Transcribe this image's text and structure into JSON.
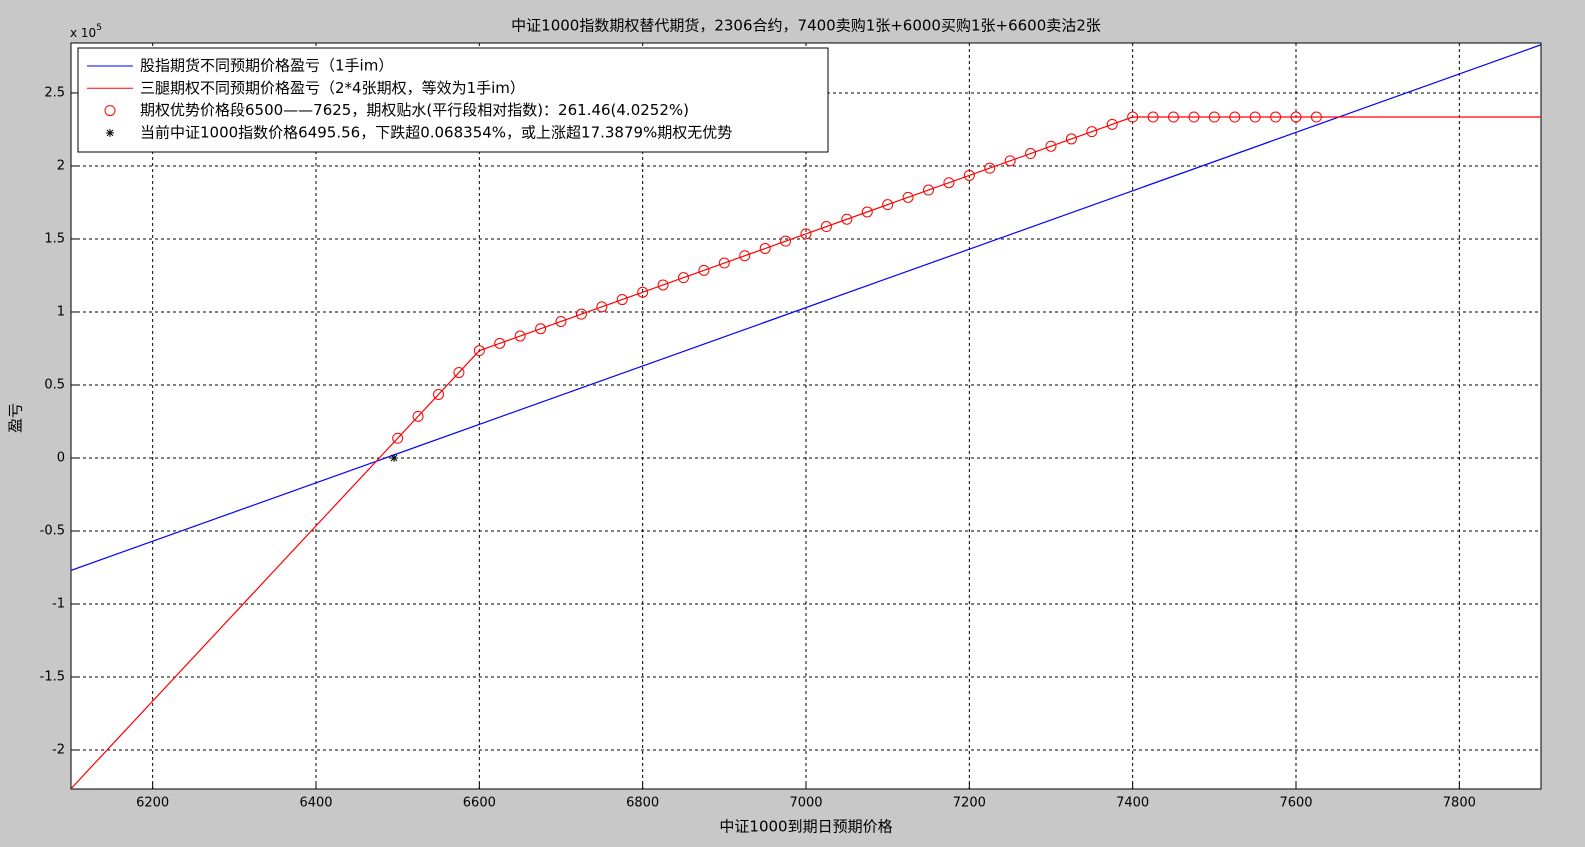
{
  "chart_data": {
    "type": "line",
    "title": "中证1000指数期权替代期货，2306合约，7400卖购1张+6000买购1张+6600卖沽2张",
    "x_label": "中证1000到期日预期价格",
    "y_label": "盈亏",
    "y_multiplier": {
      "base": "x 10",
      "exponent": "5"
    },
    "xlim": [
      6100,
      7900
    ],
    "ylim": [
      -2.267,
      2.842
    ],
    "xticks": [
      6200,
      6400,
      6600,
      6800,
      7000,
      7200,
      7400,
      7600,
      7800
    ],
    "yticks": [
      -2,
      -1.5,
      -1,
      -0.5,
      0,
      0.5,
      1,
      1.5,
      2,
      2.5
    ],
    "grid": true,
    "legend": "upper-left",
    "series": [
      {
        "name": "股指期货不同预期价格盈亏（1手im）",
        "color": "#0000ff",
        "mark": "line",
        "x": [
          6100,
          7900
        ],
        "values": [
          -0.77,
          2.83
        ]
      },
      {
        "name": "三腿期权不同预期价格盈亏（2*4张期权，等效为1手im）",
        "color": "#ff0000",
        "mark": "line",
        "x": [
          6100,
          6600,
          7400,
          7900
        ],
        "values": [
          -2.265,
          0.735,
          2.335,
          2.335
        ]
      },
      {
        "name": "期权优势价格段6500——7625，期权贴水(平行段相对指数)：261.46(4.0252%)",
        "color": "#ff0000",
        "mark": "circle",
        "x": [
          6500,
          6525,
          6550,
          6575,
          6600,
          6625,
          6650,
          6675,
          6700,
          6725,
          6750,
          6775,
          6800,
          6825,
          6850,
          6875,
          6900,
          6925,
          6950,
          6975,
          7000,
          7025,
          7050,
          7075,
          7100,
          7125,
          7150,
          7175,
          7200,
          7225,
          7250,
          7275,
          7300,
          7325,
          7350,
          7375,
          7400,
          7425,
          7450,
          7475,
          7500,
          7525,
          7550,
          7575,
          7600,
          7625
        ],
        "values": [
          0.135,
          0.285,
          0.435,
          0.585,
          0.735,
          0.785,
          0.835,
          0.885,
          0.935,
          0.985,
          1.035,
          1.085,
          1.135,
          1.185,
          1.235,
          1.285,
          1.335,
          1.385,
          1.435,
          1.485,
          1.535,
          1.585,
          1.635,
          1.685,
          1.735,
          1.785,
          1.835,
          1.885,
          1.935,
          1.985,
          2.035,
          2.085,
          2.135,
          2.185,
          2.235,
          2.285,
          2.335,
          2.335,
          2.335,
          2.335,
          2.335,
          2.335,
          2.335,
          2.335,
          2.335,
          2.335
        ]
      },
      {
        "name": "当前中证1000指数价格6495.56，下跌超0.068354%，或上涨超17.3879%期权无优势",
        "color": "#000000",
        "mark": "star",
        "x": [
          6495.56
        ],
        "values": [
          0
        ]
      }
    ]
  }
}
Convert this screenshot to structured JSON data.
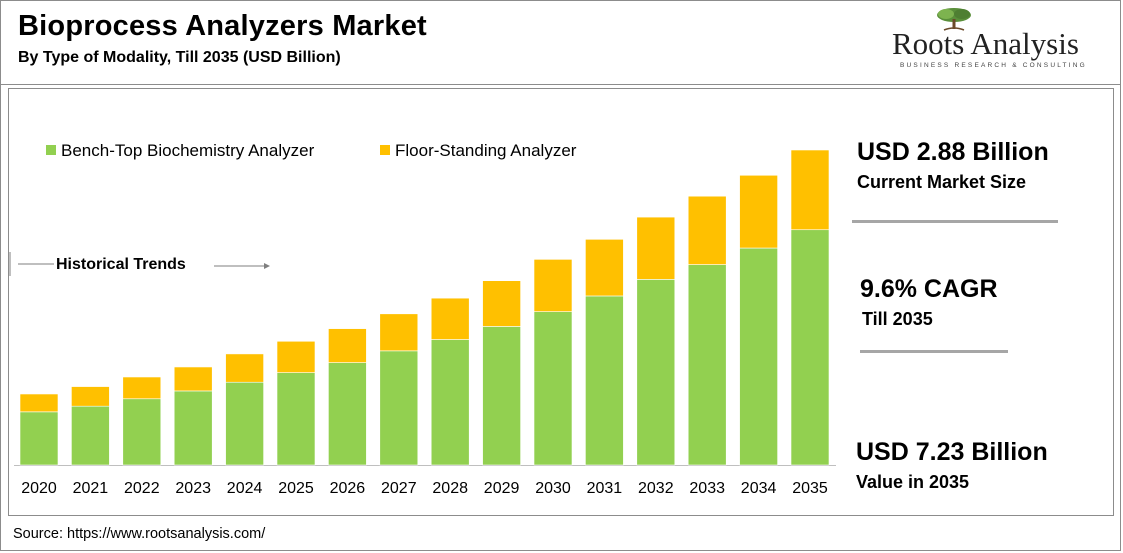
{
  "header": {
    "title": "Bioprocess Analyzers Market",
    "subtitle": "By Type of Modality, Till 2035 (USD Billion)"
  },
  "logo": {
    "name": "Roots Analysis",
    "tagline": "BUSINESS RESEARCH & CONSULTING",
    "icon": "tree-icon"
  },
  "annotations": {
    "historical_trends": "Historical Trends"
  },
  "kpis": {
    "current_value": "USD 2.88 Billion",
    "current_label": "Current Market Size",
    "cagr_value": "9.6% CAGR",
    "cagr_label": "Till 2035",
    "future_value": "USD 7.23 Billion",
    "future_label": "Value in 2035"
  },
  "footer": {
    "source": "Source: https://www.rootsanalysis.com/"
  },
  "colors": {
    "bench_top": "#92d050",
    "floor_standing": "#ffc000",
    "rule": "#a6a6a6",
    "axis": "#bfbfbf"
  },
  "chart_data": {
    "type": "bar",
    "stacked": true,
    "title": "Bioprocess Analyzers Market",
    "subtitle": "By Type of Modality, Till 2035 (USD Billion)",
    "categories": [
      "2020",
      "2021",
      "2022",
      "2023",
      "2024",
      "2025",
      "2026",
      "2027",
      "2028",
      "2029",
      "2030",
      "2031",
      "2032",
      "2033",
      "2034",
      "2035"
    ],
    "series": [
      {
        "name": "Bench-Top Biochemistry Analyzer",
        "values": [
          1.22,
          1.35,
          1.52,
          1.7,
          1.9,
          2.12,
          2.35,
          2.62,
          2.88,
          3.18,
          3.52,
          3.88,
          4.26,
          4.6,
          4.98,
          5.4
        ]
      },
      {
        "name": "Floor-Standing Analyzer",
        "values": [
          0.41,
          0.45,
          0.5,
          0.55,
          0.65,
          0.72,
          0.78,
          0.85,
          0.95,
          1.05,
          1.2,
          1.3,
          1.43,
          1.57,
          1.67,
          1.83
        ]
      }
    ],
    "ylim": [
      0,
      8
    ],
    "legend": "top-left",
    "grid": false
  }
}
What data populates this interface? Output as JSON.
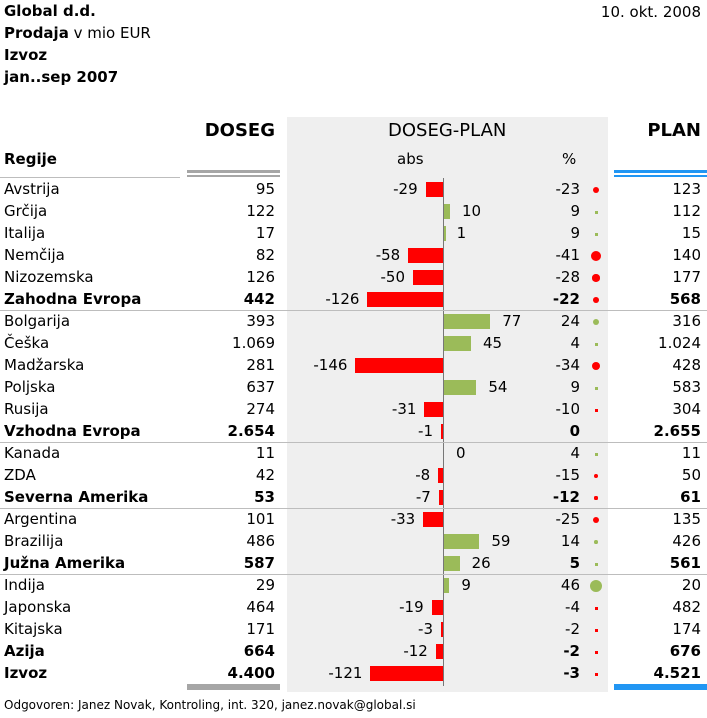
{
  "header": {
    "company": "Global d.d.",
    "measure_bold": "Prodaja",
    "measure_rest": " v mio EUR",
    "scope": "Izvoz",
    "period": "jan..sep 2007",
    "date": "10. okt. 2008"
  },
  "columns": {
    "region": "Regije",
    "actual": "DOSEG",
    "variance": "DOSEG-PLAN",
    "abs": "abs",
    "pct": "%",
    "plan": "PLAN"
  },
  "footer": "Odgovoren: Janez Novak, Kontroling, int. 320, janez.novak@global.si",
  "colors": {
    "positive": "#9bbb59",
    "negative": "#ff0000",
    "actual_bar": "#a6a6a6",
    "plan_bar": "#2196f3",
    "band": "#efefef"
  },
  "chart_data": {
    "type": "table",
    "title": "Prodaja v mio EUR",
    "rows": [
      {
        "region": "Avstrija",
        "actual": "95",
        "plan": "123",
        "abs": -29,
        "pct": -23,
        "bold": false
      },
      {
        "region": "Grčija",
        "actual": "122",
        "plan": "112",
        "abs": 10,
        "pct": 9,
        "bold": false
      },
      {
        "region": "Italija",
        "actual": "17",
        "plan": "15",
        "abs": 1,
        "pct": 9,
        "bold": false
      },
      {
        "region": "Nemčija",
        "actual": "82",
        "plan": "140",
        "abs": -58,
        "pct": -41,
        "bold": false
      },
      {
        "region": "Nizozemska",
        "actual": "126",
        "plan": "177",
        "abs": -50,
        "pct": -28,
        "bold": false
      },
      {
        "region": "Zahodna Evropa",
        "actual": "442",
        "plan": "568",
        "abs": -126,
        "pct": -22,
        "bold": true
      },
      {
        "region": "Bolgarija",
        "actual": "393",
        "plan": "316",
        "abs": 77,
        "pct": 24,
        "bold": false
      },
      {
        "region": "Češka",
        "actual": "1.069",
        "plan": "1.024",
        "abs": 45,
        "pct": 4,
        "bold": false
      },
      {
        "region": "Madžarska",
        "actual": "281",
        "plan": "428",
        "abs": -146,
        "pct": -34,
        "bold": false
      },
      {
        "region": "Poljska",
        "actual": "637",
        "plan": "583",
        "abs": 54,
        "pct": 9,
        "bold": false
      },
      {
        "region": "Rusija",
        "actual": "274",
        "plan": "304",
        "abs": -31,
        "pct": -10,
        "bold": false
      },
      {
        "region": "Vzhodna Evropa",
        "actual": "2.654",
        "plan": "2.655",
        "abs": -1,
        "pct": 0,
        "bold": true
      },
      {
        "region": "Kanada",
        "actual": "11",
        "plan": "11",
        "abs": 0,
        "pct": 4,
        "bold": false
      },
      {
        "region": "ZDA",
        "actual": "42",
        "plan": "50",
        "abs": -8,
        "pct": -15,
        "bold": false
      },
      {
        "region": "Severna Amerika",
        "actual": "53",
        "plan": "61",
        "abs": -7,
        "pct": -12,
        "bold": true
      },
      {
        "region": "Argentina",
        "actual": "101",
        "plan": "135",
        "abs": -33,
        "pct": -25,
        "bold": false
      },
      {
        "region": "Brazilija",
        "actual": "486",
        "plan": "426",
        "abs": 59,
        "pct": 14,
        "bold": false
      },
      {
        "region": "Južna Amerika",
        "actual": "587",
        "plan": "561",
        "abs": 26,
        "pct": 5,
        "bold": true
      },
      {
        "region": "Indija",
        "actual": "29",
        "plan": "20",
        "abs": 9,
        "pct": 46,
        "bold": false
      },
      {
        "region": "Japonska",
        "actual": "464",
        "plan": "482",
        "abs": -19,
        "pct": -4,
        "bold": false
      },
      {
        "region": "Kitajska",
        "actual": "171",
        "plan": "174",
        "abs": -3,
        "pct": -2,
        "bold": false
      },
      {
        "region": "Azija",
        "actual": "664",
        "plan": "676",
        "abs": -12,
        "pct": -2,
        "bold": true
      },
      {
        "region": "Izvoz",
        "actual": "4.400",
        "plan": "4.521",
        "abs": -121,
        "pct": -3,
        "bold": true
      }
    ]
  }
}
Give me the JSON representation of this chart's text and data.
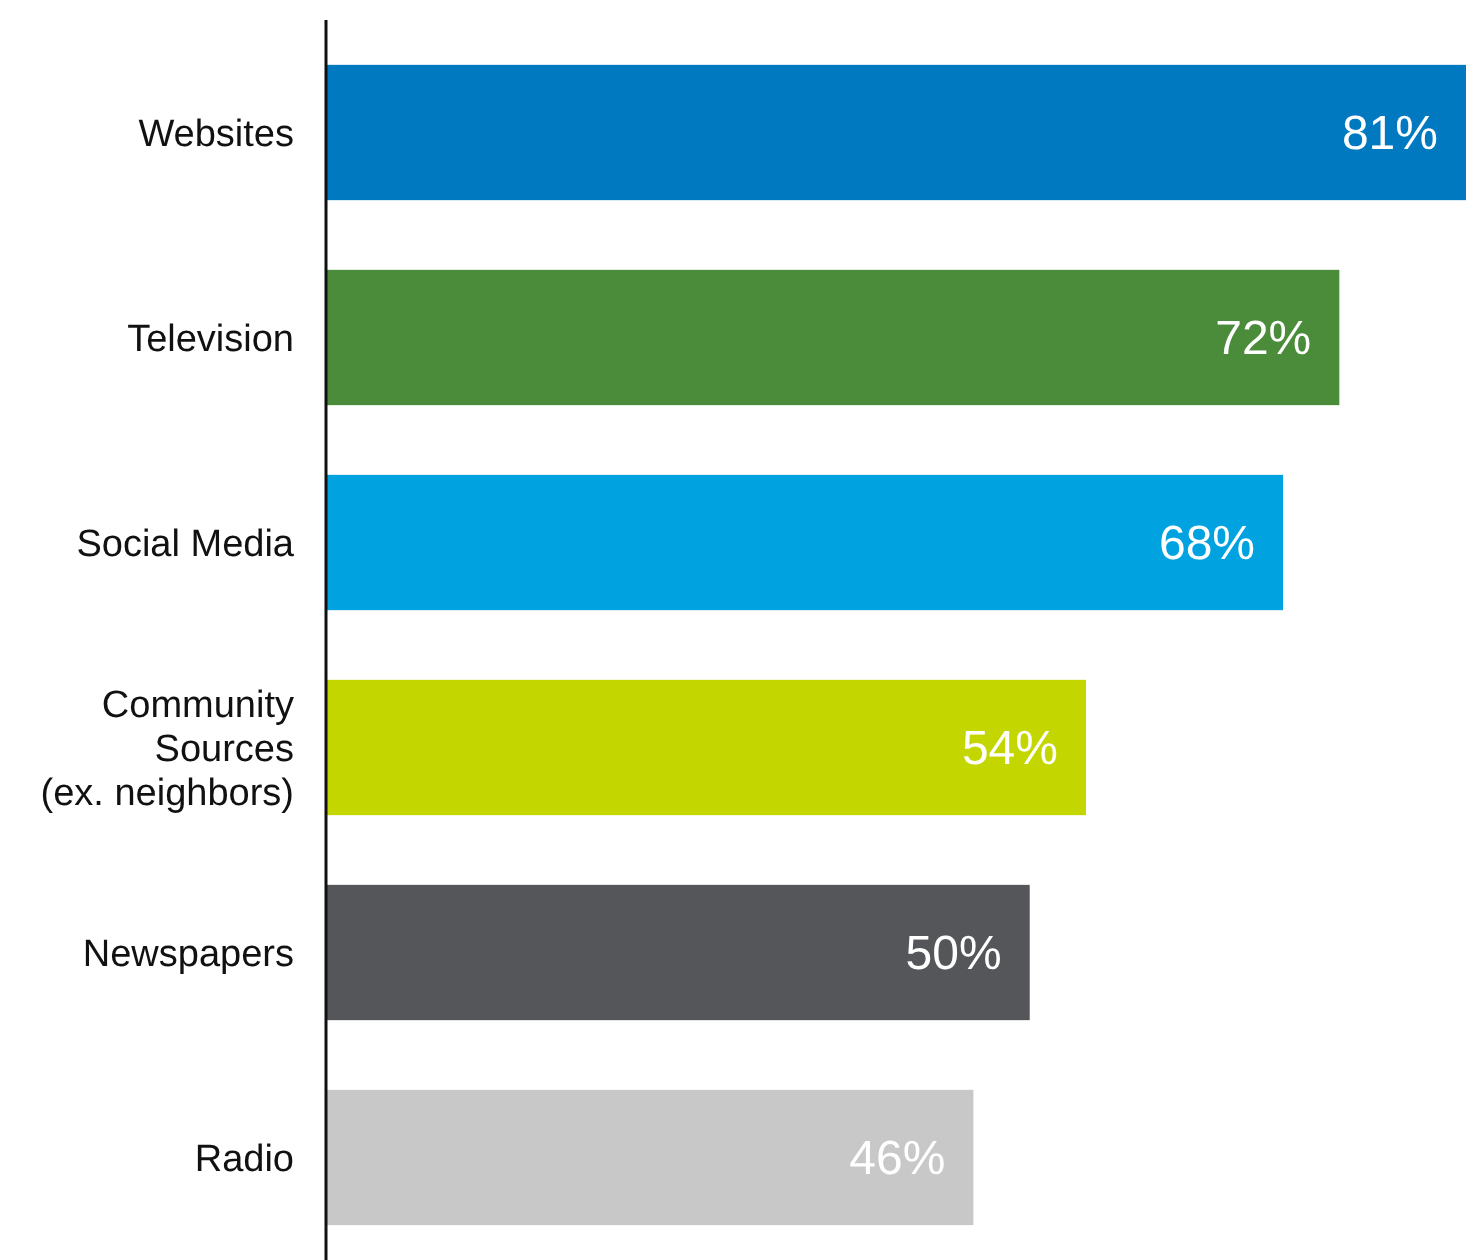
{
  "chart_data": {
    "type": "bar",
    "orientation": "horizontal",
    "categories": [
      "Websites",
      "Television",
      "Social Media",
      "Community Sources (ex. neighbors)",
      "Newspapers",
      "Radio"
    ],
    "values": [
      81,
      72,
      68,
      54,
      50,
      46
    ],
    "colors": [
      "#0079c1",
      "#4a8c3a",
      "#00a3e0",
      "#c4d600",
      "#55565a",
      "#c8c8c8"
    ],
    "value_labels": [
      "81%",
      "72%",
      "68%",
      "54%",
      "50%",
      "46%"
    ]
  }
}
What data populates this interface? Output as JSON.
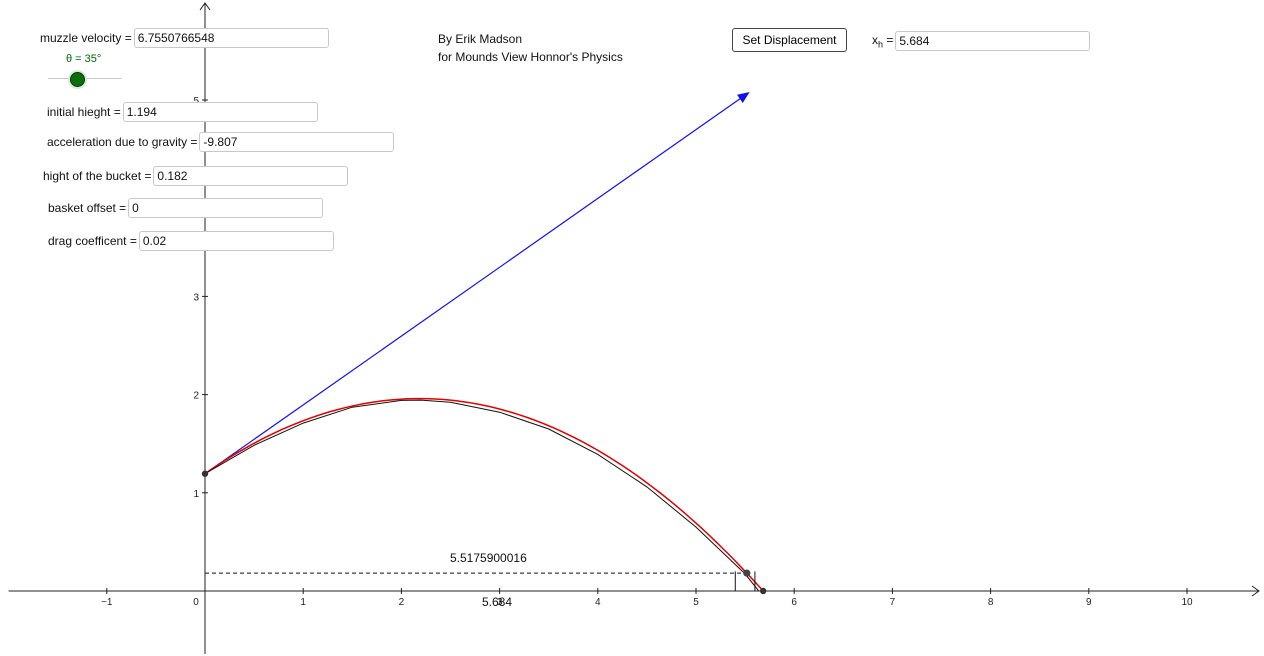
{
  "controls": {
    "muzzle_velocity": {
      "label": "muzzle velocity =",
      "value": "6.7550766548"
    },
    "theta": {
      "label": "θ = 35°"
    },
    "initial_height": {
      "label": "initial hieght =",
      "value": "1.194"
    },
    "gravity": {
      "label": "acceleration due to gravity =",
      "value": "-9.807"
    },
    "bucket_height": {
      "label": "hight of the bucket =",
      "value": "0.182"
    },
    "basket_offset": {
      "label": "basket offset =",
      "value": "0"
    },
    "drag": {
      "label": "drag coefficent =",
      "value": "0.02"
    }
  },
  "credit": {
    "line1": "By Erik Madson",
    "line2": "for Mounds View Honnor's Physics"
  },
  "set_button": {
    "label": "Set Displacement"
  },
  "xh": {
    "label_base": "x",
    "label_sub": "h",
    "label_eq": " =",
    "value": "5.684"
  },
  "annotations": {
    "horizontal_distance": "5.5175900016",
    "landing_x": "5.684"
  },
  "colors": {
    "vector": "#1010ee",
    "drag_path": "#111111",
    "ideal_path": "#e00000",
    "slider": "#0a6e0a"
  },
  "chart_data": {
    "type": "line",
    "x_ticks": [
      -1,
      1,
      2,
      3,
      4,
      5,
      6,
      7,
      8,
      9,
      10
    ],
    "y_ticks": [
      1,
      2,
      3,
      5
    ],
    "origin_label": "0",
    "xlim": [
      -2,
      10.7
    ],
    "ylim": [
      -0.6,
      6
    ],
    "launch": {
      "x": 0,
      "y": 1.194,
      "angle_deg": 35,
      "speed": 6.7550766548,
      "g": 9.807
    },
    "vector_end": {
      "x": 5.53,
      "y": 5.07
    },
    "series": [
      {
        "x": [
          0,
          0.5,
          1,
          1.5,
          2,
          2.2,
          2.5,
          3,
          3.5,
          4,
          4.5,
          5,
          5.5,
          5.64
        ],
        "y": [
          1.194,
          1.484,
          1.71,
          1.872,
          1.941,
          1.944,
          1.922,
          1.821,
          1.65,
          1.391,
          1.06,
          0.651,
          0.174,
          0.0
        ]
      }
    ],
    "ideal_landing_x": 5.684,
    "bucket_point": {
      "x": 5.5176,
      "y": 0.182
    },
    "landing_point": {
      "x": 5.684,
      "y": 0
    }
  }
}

┄┄┄┄┄┄┄┄┄┄┄┄┄┄┄┄┄┄┄┄

BRIEF: Report each line in the data that holds the word "footer".

TASK RESULT:
  "footer": {
  "footer": "Odgovoren: Janez Novak, Kontroling, int. 320, janez.novak@global.si",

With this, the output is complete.